**Instructions to follow**
Below is a block of records; repeat each one exactly.

**Some records**
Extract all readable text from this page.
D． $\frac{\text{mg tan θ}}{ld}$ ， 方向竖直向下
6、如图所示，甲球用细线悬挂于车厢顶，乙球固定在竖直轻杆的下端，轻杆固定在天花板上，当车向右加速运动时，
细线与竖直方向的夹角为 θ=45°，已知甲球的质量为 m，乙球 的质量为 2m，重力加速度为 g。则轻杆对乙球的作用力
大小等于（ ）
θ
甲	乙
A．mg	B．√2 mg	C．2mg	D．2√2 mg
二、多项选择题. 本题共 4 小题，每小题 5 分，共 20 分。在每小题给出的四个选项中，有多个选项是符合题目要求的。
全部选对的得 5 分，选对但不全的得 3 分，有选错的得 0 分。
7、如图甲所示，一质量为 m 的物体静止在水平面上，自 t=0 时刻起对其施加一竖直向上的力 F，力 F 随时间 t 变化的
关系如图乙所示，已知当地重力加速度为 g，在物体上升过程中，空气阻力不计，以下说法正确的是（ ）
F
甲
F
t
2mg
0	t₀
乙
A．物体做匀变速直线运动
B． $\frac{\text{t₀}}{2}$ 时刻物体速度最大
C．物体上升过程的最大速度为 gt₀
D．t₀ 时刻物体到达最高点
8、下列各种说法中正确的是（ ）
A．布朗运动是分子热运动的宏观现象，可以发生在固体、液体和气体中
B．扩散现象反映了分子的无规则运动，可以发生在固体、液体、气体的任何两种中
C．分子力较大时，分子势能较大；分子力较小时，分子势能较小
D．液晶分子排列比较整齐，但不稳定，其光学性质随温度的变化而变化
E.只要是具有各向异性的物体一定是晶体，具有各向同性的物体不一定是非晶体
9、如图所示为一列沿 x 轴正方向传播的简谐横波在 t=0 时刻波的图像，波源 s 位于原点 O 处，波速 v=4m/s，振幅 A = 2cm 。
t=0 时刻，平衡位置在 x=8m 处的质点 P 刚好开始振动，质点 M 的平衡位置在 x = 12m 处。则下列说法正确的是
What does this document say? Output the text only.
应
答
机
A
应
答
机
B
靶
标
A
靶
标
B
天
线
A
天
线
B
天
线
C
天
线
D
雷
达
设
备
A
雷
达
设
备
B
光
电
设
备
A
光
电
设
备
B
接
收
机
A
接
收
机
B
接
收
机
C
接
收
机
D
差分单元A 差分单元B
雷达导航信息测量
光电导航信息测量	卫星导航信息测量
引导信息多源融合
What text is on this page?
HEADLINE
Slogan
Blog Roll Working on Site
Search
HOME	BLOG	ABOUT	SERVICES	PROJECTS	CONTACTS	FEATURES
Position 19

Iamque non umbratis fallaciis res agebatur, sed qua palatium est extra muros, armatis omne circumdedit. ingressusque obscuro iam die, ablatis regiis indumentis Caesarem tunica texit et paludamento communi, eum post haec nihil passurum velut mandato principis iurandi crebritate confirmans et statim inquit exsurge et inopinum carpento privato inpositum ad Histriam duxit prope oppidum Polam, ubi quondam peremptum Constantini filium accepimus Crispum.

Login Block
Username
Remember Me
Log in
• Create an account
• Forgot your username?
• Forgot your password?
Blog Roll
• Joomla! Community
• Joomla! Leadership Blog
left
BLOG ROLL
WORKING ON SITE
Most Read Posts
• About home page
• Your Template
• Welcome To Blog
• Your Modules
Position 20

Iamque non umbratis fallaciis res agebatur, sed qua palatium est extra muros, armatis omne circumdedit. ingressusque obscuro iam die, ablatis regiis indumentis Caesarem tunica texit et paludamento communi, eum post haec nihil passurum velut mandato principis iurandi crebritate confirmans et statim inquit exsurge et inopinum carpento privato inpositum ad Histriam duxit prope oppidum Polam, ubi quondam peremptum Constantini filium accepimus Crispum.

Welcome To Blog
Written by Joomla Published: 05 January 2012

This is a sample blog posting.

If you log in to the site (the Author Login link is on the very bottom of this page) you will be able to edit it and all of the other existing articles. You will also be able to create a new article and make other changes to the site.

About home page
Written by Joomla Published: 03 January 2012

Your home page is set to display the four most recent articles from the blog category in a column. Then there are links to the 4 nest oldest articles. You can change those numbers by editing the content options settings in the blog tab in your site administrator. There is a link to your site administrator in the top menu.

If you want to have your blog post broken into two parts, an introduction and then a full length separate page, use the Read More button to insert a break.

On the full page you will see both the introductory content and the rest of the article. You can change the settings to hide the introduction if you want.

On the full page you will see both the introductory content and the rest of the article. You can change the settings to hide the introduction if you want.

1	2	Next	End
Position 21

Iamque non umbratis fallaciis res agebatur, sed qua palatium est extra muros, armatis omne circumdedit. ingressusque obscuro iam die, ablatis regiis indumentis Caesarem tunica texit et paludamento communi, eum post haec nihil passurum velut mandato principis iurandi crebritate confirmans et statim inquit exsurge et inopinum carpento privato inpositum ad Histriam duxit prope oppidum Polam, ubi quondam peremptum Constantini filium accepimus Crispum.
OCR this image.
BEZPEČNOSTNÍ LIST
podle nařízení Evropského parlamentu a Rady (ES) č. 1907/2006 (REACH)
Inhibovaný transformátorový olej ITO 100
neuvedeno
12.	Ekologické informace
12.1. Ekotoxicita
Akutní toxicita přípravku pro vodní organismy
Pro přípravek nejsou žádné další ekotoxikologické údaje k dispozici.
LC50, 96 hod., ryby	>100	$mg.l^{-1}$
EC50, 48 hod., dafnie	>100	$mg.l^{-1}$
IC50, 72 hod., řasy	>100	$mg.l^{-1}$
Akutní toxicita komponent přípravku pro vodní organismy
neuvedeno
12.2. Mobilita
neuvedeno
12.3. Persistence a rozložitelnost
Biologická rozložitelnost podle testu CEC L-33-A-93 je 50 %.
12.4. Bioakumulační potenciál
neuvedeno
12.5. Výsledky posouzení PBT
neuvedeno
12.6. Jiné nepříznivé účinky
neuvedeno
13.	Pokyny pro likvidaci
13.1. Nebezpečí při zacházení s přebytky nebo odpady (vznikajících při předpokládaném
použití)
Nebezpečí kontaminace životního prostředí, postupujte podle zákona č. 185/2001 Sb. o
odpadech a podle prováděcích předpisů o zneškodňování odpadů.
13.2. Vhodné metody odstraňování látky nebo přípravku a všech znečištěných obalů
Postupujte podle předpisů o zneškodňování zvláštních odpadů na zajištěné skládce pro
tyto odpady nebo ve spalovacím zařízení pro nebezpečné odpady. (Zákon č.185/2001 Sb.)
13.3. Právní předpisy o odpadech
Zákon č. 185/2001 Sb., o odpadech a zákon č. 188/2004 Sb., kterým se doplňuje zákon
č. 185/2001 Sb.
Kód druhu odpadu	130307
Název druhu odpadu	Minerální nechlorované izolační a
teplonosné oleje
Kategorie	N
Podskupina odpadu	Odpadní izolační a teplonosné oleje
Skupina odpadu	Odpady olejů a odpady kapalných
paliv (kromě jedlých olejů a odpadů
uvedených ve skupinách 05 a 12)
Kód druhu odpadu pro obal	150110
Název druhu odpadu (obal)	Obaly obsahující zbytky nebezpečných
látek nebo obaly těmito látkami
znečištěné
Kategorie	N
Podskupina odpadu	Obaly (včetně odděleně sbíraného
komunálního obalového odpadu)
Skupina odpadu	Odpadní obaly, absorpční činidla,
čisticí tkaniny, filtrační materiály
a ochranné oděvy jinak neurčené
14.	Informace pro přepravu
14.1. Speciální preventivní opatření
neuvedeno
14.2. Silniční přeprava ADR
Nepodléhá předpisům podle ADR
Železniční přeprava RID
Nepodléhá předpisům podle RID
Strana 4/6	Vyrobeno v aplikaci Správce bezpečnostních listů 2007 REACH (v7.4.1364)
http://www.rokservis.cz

**Result of the task**
Extract all readable text from this page.
D． $\frac{\text{mg tan θ}}{ld}$ ， 方向竖直向下
6、如图所示，甲球用细线悬挂于车厢顶，乙球固定在竖直轻杆的下端，轻杆固定在天花板上，当车向右加速运动时，
细线与竖直方向的夹角为 θ=45°，已知甲球的质量为 m，乙球 的质量为 2m，重力加速度为 g。则轻杆对乙球的作用力
大小等于（ ）
θ
甲	乙
A．mg	B．√2 mg	C．2mg	D．2√2 mg
二、多项选择题. 本题共 4 小题，每小题 5 分，共 20 分。在每小题给出的四个选项中，有多个选项是符合题目要求的。
全部选对的得 5 分，选对但不全的得 3 分，有选错的得 0 分。
7、如图甲所示，一质量为 m 的物体静止在水平面上，自 t=0 时刻起对其施加一竖直向上的力 F，力 F 随时间 t 变化的
关系如图乙所示，已知当地重力加速度为 g，在物体上升过程中，空气阻力不计，以下说法正确的是（ ）
F
甲
F
t
2mg
0	t₀
乙
A．物体做匀变速直线运动
B． $\frac{\text{t₀}}{2}$ 时刻物体速度最大
C．物体上升过程的最大速度为 gt₀
D．t₀ 时刻物体到达最高点
8、下列各种说法中正确的是（ ）
A．布朗运动是分子热运动的宏观现象，可以发生在固体、液体和气体中
B．扩散现象反映了分子的无规则运动，可以发生在固体、液体、气体的任何两种中
C．分子力较大时，分子势能较大；分子力较小时，分子势能较小
D．液晶分子排列比较整齐，但不稳定，其光学性质随温度的变化而变化
E.只要是具有各向异性的物体一定是晶体，具有各向同性的物体不一定是非晶体
9、如图所示为一列沿 x 轴正方向传播的简谐横波在 t=0 时刻波的图像，波源 s 位于原点 O 处，波速 v=4m/s，振幅 A = 2cm 。
t=0 时刻，平衡位置在 x=8m 处的质点 P 刚好开始振动，质点 M 的平衡位置在 x = 12m 处。则下列说法正确的是
What does this document say? Output the text only.
应
答
机
A
应
答
机
B
靶
标
A
靶
标
B
天
线
A
天
线
B
天
线
C
天
线
D
雷
达
设
备
A
雷
达
设
备
B
光
电
设
备
A
光
电
设
备
B
接
收
机
A
接
收
机
B
接
收
机
C
接
收
机
D
差分单元A 差分单元B
雷达导航信息测量
光电导航信息测量	卫星导航信息测量
引导信息多源融合
What text is on this page?
HEADLINE
Slogan
Blog Roll Working on Site
Search
HOME	BLOG	ABOUT	SERVICES	PROJECTS	CONTACTS	FEATURES
Position 19

Iamque non umbratis fallaciis res agebatur, sed qua palatium est extra muros, armatis omne circumdedit. ingressusque obscuro iam die, ablatis regiis indumentis Caesarem tunica texit et paludamento communi, eum post haec nihil passurum velut mandato principis iurandi crebritate confirmans et statim inquit exsurge et inopinum carpento privato inpositum ad Histriam duxit prope oppidum Polam, ubi quondam peremptum Constantini filium accepimus Crispum.

Login Block
Username
Remember Me
Log in
• Create an account
• Forgot your username?
• Forgot your password?
Blog Roll
• Joomla! Community
• Joomla! Leadership Blog
left
BLOG ROLL
WORKING ON SITE
Most Read Posts
• About home page
• Your Template
• Welcome To Blog
• Your Modules
Position 20

Iamque non umbratis fallaciis res agebatur, sed qua palatium est extra muros, armatis omne circumdedit. ingressusque obscuro iam die, ablatis regiis indumentis Caesarem tunica texit et paludamento communi, eum post haec nihil passurum velut mandato principis iurandi crebritate confirmans et statim inquit exsurge et inopinum carpento privato inpositum ad Histriam duxit prope oppidum Polam, ubi quondam peremptum Constantini filium accepimus Crispum.

Welcome To Blog
Written by Joomla Published: 05 January 2012

This is a sample blog posting.

If you log in to the site (the Author Login link is on the very bottom of this page) you will be able to edit it and all of the other existing articles. You will also be able to create a new article and make other changes to the site.

About home page
Written by Joomla Published: 03 January 2012

Your home page is set to display the four most recent articles from the blog category in a column. Then there are links to the 4 nest oldest articles. You can change those numbers by editing the content options settings in the blog tab in your site administrator. There is a link to your site administrator in the top menu.

If you want to have your blog post broken into two parts, an introduction and then a full length separate page, use the Read More button to insert a break.

On the full page you will see both the introductory content and the rest of the article. You can change the settings to hide the introduction if you want.

On the full page you will see both the introductory content and the rest of the article. You can change the settings to hide the introduction if you want.

1	2	Next	End
Position 21

Iamque non umbratis fallaciis res agebatur, sed qua palatium est extra muros, armatis omne circumdedit. ingressusque obscuro iam die, ablatis regiis indumentis Caesarem tunica texit et paludamento communi, eum post haec nihil passurum velut mandato principis iurandi crebritate confirmans et statim inquit exsurge et inopinum carpento privato inpositum ad Histriam duxit prope oppidum Polam, ubi quondam peremptum Constantini filium accepimus Crispum.
OCR this image.
BEZPEČNOSTNÍ LIST
podle nařízení Evropského parlamentu a Rady (ES) č. 1907/2006 (REACH)
Inhibovaný transformátorový olej ITO 100
neuvedeno
12.	Ekologické informace
12.1. Ekotoxicita
Akutní toxicita přípravku pro vodní organismy
Pro přípravek nejsou žádné další ekotoxikologické údaje k dispozici.
LC50, 96 hod., ryby	>100	$mg.l^{-1}$
EC50, 48 hod., dafnie	>100	$mg.l^{-1}$
IC50, 72 hod., řasy	>100	$mg.l^{-1}$
Akutní toxicita komponent přípravku pro vodní organismy
neuvedeno
12.2. Mobilita
neuvedeno
12.3. Persistence a rozložitelnost
Biologická rozložitelnost podle testu CEC L-33-A-93 je 50 %.
12.4. Bioakumulační potenciál
neuvedeno
12.5. Výsledky posouzení PBT
neuvedeno
12.6. Jiné nepříznivé účinky
neuvedeno
13.	Pokyny pro likvidaci
13.1. Nebezpečí při zacházení s přebytky nebo odpady (vznikajících při předpokládaném
použití)
Nebezpečí kontaminace životního prostředí, postupujte podle zákona č. 185/2001 Sb. o
odpadech a podle prováděcích předpisů o zneškodňování odpadů.
13.2. Vhodné metody odstraňování látky nebo přípravku a všech znečištěných obalů
Postupujte podle předpisů o zneškodňování zvláštních odpadů na zajištěné skládce pro
tyto odpady nebo ve spalovacím zařízení pro nebezpečné odpady. (Zákon č.185/2001 Sb.)
13.3. Právní předpisy o odpadech
Zákon č. 185/2001 Sb., o odpadech a zákon č. 188/2004 Sb., kterým se doplňuje zákon
č. 185/2001 Sb.
Kód druhu odpadu	130307
Název druhu odpadu	Minerální nechlorované izolační a
teplonosné oleje
Kategorie	N
Podskupina odpadu	Odpadní izolační a teplonosné oleje
Skupina odpadu	Odpady olejů a odpady kapalných
paliv (kromě jedlých olejů a odpadů
uvedených ve skupinách 05 a 12)
Kód druhu odpadu pro obal	150110
Název druhu odpadu (obal)	Obaly obsahující zbytky nebezpečných
látek nebo obaly těmito látkami
znečištěné
Kategorie	N
Podskupina odpadu	Obaly (včetně odděleně sbíraného
komunálního obalového odpadu)
Skupina odpadu	Odpadní obaly, absorpční činidla,
čisticí tkaniny, filtrační materiály
a ochranné oděvy jinak neurčené
14.	Informace pro přepravu
14.1. Speciální preventivní opatření
neuvedeno
14.2. Silniční přeprava ADR
Nepodléhá předpisům podle ADR
Železniční přeprava RID
Nepodléhá předpisům podle RID
Strana 4/6	Vyrobeno v aplikaci Správce bezpečnostních listů 2007 REACH (v7.4.1364)
http://www.rokservis.cz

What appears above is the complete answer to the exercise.